━━━━━ GIVEN DATA ━━━━━

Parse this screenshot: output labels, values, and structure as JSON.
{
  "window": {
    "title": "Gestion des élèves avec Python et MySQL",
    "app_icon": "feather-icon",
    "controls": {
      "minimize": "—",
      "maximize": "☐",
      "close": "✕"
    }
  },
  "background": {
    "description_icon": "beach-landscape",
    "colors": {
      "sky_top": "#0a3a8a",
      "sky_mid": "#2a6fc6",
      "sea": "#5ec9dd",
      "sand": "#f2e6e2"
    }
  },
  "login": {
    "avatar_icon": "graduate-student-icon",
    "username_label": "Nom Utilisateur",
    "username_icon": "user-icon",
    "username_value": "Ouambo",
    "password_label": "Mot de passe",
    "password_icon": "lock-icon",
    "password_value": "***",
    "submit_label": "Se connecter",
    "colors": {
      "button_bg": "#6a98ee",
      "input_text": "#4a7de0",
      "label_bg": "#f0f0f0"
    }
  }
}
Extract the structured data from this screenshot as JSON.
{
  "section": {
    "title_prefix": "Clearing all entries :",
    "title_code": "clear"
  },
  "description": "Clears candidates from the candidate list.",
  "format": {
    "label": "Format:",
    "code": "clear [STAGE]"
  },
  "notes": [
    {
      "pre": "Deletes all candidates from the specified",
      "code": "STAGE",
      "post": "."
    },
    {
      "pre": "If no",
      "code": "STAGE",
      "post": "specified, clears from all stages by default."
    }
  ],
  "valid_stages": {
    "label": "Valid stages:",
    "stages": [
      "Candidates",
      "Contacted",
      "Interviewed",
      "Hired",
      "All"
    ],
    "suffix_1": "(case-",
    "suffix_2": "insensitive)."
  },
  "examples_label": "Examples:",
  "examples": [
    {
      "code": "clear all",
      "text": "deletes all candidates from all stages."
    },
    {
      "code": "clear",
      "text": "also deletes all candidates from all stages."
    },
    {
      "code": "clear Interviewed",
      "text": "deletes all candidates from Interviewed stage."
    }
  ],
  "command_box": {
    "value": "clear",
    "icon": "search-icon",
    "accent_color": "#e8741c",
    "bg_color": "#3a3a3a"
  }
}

━━━━━

INSTRUCTIONS TO FOLLOW: Which lines hold the word "this"? Copy all of them.

SOLVED PROBLEM:
Parse this screenshot: output labels, values, and structure as JSON.
Extract the structured data from this screenshot as JSON.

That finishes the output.